[Dataset rows about figures]
————————

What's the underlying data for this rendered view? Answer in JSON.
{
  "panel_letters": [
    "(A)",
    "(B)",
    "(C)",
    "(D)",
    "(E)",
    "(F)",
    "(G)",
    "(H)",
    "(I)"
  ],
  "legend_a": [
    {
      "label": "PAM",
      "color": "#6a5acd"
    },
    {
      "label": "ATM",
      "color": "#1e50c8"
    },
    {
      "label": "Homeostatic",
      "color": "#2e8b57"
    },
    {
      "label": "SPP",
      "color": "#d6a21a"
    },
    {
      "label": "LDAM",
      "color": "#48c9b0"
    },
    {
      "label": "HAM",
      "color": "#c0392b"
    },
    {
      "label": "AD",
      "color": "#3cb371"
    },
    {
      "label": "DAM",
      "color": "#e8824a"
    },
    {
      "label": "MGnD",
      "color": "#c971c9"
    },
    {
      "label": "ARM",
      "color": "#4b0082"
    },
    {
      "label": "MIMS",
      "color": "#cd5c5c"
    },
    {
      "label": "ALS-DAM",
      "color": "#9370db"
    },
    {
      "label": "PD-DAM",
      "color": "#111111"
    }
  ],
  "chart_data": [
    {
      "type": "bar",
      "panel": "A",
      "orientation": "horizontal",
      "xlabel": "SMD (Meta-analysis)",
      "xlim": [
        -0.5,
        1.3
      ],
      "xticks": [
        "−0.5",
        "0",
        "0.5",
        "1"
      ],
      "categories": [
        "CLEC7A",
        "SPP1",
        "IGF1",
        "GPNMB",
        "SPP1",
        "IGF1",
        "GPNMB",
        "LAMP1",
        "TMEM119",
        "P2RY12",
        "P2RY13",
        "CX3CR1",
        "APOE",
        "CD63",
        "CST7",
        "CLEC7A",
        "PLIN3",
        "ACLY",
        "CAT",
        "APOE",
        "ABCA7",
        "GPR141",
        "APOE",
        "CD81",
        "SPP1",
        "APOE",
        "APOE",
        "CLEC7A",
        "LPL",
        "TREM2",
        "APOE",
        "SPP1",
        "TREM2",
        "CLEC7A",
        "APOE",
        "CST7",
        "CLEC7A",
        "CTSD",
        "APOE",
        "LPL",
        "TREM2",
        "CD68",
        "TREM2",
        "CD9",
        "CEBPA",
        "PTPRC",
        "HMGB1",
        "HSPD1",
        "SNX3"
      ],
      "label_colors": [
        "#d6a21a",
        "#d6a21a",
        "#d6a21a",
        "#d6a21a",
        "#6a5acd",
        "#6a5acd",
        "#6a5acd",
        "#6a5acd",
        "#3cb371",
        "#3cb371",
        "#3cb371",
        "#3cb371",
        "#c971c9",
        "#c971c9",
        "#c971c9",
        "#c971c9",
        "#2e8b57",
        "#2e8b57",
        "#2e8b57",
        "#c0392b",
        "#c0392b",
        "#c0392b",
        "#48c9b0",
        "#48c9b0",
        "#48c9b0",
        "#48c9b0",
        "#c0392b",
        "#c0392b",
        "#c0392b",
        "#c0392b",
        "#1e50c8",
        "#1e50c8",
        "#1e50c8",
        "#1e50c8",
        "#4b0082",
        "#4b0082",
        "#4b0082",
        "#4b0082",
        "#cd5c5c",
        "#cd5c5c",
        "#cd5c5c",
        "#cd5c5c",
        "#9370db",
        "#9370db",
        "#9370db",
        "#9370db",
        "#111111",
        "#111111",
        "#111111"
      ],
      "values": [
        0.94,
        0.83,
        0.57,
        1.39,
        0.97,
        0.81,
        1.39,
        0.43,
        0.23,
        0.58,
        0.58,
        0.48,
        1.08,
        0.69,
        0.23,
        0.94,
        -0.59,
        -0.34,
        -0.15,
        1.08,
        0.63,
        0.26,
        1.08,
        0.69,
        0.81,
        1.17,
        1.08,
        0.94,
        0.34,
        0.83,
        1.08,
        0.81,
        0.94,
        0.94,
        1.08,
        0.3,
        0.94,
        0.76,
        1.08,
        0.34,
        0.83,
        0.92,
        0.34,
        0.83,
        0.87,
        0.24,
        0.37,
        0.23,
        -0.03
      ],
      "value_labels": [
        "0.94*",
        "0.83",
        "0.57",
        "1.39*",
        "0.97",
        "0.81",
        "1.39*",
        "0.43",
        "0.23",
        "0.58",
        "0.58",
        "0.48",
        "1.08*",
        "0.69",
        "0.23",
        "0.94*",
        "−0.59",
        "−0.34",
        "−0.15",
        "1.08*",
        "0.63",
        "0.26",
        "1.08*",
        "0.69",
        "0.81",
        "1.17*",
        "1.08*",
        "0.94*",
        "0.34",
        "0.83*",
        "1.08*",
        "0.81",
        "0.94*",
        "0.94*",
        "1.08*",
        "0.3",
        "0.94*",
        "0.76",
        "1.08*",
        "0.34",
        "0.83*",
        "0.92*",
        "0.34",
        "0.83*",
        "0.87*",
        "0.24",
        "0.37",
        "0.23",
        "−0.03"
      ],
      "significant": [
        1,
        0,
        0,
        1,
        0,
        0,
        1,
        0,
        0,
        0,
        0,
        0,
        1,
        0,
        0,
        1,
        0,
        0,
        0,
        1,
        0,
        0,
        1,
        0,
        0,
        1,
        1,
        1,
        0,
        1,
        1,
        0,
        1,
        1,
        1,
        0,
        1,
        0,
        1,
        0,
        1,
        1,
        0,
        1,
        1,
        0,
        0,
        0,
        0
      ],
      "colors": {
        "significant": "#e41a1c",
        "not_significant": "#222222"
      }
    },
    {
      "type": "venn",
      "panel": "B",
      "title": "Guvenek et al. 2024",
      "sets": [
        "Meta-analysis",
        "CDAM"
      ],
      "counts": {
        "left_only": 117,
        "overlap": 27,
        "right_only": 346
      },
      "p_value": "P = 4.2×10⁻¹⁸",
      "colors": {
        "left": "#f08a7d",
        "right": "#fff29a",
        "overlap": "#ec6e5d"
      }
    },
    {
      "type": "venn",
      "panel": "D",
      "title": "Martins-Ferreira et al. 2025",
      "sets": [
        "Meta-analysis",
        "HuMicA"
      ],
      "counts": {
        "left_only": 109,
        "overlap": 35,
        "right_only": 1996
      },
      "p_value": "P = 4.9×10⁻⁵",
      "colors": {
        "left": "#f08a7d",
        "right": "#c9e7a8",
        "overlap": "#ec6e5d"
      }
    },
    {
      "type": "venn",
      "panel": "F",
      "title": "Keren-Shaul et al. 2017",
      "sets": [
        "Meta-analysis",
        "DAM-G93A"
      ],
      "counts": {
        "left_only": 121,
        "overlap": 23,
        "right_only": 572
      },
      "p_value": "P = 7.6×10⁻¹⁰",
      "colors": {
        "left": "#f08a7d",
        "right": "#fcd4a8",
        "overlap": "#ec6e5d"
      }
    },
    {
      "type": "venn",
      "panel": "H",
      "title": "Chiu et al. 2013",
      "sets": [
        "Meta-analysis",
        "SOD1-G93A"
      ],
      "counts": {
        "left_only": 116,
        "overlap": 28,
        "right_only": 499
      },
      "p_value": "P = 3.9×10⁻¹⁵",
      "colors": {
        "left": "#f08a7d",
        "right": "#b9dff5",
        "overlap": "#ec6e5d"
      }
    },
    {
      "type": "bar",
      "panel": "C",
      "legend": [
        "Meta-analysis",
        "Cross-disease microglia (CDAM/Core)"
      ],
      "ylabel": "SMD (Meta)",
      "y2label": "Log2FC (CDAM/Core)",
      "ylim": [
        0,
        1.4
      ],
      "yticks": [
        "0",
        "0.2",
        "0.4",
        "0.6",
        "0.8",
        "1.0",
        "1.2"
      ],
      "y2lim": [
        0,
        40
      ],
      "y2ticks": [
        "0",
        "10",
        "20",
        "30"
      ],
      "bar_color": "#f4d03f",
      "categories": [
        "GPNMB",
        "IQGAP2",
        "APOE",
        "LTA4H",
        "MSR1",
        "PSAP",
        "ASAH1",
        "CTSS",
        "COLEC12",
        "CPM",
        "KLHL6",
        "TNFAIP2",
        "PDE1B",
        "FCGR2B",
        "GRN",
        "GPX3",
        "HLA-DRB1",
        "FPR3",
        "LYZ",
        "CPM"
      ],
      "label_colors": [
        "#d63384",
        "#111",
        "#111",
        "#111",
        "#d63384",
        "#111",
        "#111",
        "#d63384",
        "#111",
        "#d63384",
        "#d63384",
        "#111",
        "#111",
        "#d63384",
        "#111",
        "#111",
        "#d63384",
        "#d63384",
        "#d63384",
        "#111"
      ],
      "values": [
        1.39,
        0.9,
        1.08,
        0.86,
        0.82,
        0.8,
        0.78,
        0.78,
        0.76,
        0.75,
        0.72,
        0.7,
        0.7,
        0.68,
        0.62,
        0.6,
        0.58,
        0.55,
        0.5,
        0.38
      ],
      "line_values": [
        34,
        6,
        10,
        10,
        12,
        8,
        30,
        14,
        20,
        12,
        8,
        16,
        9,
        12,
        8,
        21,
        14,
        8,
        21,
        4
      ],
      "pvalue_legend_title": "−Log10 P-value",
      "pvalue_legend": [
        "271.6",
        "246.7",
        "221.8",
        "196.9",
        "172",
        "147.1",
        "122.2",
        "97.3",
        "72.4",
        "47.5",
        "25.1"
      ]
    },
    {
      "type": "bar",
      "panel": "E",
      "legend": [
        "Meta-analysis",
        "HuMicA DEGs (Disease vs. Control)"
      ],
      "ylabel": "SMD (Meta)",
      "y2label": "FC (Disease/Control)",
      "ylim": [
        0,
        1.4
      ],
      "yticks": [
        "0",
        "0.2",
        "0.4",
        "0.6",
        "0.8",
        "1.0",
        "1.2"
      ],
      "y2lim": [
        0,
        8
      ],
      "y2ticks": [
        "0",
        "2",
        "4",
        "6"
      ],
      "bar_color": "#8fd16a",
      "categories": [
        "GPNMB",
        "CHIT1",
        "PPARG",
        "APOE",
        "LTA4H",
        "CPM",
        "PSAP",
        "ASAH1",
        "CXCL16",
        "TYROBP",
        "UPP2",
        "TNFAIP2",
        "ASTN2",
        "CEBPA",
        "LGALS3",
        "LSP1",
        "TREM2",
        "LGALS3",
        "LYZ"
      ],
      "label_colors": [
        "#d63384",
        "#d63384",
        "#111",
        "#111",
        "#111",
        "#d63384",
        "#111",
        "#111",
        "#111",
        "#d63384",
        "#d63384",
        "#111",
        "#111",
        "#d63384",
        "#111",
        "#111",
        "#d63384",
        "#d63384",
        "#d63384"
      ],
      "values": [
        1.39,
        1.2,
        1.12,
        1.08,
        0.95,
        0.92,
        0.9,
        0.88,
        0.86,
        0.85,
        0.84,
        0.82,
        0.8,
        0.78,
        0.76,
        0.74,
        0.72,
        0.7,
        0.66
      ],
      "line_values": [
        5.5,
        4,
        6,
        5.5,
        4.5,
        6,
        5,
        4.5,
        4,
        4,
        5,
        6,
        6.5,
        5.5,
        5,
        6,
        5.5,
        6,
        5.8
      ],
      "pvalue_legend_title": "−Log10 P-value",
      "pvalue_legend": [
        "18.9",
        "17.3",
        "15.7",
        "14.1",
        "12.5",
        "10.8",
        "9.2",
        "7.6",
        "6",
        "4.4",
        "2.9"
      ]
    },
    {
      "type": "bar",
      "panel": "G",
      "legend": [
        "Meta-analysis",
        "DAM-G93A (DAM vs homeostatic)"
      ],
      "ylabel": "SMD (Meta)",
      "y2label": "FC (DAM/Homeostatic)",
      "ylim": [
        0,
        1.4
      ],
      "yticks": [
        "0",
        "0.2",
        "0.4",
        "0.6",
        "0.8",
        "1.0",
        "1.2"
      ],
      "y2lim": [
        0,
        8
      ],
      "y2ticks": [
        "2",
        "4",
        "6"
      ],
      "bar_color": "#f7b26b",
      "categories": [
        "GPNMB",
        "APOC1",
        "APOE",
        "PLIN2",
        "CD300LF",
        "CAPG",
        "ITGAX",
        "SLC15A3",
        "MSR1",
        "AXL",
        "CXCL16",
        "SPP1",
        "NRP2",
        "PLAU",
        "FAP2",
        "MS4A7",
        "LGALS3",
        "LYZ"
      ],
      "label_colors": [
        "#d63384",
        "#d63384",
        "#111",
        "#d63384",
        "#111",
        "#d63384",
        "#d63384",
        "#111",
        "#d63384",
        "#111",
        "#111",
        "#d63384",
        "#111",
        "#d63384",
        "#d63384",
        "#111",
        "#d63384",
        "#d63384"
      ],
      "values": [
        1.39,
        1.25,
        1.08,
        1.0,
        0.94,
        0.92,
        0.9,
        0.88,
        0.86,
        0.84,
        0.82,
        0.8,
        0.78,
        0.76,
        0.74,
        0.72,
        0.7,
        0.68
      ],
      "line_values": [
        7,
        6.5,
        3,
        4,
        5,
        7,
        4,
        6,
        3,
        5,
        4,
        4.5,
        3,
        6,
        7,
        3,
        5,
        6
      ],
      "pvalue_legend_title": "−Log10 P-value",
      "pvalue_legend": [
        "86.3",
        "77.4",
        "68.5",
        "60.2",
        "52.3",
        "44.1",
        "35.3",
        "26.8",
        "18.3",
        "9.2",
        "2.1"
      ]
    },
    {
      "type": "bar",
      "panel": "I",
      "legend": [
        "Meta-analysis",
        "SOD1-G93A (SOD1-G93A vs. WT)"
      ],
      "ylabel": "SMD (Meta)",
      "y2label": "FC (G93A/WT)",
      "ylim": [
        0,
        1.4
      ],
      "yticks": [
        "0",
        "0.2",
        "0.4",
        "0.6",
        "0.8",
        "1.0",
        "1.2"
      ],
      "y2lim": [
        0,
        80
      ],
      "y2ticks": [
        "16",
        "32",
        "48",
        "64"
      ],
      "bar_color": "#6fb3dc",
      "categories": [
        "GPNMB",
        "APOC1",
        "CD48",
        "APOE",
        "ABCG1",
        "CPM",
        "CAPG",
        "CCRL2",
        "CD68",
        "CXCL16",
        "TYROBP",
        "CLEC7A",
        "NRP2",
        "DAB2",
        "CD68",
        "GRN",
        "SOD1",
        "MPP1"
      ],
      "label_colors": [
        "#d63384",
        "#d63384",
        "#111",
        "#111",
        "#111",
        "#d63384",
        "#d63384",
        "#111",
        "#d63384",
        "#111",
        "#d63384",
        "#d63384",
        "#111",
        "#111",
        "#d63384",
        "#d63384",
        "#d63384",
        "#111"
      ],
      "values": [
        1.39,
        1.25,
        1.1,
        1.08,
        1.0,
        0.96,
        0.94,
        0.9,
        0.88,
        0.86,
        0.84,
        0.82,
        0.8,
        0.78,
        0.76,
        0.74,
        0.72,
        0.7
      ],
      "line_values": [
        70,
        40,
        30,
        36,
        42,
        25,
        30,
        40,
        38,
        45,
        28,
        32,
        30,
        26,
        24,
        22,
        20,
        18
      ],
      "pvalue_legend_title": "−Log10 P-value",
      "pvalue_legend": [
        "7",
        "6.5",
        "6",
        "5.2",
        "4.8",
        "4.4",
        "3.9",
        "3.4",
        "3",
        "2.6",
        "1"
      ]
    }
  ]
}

————————

The word "CDAM" appears in how many lines of the records? Give the number only.

3